[EXERCISE] From the entries below, gather every line containing the string "Close".

╭──

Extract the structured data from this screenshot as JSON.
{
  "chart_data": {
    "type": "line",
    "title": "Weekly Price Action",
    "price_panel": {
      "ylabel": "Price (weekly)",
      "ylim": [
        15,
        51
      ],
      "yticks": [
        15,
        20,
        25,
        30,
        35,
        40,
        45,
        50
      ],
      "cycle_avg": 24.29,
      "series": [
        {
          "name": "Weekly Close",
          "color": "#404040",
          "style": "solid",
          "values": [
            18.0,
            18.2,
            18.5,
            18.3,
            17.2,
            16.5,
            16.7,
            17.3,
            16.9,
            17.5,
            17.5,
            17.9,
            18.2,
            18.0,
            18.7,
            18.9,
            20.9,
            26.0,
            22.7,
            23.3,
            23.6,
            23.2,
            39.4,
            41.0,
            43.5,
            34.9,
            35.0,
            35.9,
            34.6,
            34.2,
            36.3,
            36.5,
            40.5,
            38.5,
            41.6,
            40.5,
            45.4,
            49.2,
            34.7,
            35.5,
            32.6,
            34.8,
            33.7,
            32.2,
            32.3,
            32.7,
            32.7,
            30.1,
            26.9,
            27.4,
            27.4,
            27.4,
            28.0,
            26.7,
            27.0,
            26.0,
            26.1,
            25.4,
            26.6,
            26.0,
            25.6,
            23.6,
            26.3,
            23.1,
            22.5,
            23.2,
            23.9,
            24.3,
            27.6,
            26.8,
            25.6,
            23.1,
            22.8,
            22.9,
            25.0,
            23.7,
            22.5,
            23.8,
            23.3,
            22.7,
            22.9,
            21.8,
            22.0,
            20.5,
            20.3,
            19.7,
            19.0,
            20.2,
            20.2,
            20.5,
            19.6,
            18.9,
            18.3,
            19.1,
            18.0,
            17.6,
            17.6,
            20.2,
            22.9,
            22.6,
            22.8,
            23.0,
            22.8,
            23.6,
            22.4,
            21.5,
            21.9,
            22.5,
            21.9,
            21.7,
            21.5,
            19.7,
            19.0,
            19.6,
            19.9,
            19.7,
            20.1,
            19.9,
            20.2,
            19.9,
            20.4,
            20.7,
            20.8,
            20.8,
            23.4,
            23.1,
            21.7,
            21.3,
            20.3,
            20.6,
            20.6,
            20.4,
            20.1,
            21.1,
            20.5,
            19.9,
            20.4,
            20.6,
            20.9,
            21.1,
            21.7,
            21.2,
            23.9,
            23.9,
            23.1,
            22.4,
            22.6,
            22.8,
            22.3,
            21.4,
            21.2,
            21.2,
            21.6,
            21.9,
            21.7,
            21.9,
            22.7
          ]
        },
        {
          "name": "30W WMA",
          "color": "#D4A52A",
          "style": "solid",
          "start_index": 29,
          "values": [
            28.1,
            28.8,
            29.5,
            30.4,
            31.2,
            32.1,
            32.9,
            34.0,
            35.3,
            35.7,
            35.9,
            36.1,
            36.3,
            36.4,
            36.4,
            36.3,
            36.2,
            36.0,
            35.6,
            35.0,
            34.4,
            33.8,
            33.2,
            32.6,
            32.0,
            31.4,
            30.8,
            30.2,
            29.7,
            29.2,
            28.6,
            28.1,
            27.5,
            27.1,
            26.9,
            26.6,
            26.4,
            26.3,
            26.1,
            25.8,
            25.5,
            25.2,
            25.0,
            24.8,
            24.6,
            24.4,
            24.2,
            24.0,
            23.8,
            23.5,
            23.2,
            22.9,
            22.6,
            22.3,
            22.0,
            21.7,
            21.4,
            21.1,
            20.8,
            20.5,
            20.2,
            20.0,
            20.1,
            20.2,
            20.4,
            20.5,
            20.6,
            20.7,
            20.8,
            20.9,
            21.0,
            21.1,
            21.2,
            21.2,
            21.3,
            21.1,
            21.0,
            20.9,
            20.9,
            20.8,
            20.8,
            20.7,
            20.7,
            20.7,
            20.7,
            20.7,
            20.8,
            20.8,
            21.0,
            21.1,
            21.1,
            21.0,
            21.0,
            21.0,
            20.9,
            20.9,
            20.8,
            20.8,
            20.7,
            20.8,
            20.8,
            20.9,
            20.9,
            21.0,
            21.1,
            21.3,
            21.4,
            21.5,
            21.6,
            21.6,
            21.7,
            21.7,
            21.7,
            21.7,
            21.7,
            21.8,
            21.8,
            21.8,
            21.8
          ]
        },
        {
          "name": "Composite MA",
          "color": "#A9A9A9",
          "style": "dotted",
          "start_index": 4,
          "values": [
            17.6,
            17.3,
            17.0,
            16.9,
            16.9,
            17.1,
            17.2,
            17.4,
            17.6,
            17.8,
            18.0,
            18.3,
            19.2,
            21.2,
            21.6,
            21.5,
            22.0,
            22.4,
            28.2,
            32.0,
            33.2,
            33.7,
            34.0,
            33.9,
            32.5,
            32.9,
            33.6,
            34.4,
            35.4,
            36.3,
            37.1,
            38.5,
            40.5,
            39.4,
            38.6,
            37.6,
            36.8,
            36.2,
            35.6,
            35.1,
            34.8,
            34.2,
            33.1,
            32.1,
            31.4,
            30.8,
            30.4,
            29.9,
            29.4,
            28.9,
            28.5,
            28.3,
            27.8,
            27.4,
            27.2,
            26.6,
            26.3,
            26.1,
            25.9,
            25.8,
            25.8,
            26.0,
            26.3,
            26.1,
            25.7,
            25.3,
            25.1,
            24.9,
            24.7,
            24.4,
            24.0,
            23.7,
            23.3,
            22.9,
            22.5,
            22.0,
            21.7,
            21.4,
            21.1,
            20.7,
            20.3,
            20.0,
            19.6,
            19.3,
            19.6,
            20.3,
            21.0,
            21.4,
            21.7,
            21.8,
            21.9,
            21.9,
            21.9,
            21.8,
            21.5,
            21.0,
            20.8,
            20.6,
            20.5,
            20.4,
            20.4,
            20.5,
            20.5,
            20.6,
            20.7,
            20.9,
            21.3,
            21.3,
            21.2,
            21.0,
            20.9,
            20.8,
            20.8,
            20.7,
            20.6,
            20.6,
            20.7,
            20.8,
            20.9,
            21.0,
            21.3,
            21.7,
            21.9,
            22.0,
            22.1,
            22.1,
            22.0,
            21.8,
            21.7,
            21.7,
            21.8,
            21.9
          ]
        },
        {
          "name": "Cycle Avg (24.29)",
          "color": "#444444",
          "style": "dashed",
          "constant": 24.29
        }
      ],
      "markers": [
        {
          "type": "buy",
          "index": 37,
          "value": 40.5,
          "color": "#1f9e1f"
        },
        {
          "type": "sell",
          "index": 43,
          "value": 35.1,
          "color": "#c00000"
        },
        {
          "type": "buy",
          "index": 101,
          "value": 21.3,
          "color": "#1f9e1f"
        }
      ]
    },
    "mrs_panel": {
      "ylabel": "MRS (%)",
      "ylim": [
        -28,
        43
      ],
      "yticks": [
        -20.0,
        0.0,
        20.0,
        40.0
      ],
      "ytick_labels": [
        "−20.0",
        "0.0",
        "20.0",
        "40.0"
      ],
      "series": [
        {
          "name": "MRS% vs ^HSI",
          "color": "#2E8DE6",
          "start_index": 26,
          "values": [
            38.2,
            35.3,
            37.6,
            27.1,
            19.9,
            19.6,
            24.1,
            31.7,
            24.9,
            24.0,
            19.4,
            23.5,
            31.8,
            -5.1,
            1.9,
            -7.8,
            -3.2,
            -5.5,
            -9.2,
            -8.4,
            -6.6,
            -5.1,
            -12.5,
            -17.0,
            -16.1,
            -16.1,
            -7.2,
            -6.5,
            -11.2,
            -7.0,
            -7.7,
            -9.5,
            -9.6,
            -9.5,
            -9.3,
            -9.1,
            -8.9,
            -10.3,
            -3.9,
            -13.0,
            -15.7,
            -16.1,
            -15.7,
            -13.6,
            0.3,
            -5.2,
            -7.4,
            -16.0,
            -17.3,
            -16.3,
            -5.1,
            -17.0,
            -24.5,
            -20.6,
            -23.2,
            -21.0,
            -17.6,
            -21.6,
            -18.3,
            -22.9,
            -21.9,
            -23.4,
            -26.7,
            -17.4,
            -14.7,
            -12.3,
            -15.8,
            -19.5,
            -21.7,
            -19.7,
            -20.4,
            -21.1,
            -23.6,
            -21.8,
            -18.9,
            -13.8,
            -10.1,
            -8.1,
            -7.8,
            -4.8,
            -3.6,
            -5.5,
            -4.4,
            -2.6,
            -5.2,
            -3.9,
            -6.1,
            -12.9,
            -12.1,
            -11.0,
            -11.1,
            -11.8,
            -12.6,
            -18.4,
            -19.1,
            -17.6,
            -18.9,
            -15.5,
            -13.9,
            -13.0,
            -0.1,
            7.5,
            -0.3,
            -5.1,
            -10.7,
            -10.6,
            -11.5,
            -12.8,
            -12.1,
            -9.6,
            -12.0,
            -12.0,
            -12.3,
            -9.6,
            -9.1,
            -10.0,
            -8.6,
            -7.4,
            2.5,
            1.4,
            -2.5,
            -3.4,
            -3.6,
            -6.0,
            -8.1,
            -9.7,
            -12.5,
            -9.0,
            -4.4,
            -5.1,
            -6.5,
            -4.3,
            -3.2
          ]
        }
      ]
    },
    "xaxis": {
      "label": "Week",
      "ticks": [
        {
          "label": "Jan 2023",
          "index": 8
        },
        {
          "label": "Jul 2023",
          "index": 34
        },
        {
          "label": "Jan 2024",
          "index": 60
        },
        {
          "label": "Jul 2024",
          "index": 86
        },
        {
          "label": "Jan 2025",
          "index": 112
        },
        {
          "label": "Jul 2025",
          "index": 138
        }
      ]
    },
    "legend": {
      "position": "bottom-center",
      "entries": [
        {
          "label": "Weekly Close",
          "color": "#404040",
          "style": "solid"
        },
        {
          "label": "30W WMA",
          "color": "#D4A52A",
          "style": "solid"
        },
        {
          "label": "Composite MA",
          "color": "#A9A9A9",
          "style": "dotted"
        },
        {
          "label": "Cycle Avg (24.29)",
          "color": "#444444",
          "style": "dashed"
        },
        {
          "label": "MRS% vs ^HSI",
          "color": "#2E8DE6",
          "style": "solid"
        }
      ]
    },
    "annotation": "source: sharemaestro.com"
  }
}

╰──

[WRITTEN RESPONSE]
          "name": "Weekly Close",
          "label": "Weekly Close",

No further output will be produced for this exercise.